§ Problem to work on: Reproduce the entire listing word for word.

-- Start of Input --

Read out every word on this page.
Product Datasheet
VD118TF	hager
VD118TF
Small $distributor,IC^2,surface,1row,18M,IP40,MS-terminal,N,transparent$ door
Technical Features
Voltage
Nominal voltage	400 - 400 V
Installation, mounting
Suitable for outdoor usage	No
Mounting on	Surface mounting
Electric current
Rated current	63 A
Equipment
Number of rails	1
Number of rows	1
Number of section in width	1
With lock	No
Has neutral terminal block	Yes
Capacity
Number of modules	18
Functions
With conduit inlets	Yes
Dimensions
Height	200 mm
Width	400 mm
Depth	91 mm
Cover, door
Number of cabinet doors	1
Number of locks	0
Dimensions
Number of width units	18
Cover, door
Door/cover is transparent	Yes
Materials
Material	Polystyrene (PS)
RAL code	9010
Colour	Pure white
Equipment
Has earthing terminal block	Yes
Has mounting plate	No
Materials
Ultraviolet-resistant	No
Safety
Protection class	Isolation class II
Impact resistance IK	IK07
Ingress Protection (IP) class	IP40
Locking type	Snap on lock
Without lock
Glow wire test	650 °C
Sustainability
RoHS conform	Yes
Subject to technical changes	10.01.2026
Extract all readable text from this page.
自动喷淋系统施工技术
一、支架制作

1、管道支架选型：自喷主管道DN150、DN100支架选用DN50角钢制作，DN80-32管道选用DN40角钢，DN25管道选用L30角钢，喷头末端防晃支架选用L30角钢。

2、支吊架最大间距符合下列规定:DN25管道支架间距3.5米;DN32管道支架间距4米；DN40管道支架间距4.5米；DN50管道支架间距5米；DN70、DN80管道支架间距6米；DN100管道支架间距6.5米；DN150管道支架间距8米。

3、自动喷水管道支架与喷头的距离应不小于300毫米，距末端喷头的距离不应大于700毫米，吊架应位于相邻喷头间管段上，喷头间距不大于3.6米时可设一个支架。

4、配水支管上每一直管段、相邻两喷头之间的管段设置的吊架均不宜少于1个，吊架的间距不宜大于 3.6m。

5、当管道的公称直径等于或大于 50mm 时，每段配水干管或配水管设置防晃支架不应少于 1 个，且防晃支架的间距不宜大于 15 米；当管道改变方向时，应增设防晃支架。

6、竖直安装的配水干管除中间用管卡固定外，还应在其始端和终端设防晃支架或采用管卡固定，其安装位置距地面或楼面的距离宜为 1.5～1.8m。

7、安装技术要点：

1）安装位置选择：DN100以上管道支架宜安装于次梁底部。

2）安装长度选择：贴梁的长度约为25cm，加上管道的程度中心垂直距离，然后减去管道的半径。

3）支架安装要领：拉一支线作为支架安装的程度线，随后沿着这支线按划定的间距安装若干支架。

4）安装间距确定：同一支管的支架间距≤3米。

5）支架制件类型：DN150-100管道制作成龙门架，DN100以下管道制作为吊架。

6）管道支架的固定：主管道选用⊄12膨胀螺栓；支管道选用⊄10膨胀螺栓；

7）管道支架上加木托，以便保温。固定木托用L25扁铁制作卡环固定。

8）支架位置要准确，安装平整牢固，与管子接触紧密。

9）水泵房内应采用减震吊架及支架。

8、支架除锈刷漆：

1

-- End of Input --

§ Solution for this problem:
Read out every word on this page.
Product Datasheet
VD118TF	hager
VD118TF
Small $distributor,IC^2,surface,1row,18M,IP40,MS-terminal,N,transparent$ door
Technical Features
Voltage
Nominal voltage	400 - 400 V
Installation, mounting
Suitable for outdoor usage	No
Mounting on	Surface mounting
Electric current
Rated current	63 A
Equipment
Number of rails	1
Number of rows	1
Number of section in width	1
With lock	No
Has neutral terminal block	Yes
Capacity
Number of modules	18
Functions
With conduit inlets	Yes
Dimensions
Height	200 mm
Width	400 mm
Depth	91 mm
Cover, door
Number of cabinet doors	1
Number of locks	0
Dimensions
Number of width units	18
Cover, door
Door/cover is transparent	Yes
Materials
Material	Polystyrene (PS)
RAL code	9010
Colour	Pure white
Equipment
Has earthing terminal block	Yes
Has mounting plate	No
Materials
Ultraviolet-resistant	No
Safety
Protection class	Isolation class II
Impact resistance IK	IK07
Ingress Protection (IP) class	IP40
Locking type	Snap on lock
Without lock
Glow wire test	650 °C
Sustainability
RoHS conform	Yes
Subject to technical changes	10.01.2026
Extract all readable text from this page.
自动喷淋系统施工技术
一、支架制作

1、管道支架选型：自喷主管道DN150、DN100支架选用DN50角钢制作，DN80-32管道选用DN40角钢，DN25管道选用L30角钢，喷头末端防晃支架选用L30角钢。

2、支吊架最大间距符合下列规定:DN25管道支架间距3.5米;DN32管道支架间距4米；DN40管道支架间距4.5米；DN50管道支架间距5米；DN70、DN80管道支架间距6米；DN100管道支架间距6.5米；DN150管道支架间距8米。

3、自动喷水管道支架与喷头的距离应不小于300毫米，距末端喷头的距离不应大于700毫米，吊架应位于相邻喷头间管段上，喷头间距不大于3.6米时可设一个支架。

4、配水支管上每一直管段、相邻两喷头之间的管段设置的吊架均不宜少于1个，吊架的间距不宜大于 3.6m。

5、当管道的公称直径等于或大于 50mm 时，每段配水干管或配水管设置防晃支架不应少于 1 个，且防晃支架的间距不宜大于 15 米；当管道改变方向时，应增设防晃支架。

6、竖直安装的配水干管除中间用管卡固定外，还应在其始端和终端设防晃支架或采用管卡固定，其安装位置距地面或楼面的距离宜为 1.5～1.8m。

7、安装技术要点：

1）安装位置选择：DN100以上管道支架宜安装于次梁底部。

2）安装长度选择：贴梁的长度约为25cm，加上管道的程度中心垂直距离，然后减去管道的半径。

3）支架安装要领：拉一支线作为支架安装的程度线，随后沿着这支线按划定的间距安装若干支架。

4）安装间距确定：同一支管的支架间距≤3米。

5）支架制件类型：DN150-100管道制作成龙门架，DN100以下管道制作为吊架。

6）管道支架的固定：主管道选用⊄12膨胀螺栓；支管道选用⊄10膨胀螺栓；

7）管道支架上加木托，以便保温。固定木托用L25扁铁制作卡环固定。

8）支架位置要准确，安装平整牢固，与管子接触紧密。

9）水泵房内应采用减震吊架及支架。

8、支架除锈刷漆：

1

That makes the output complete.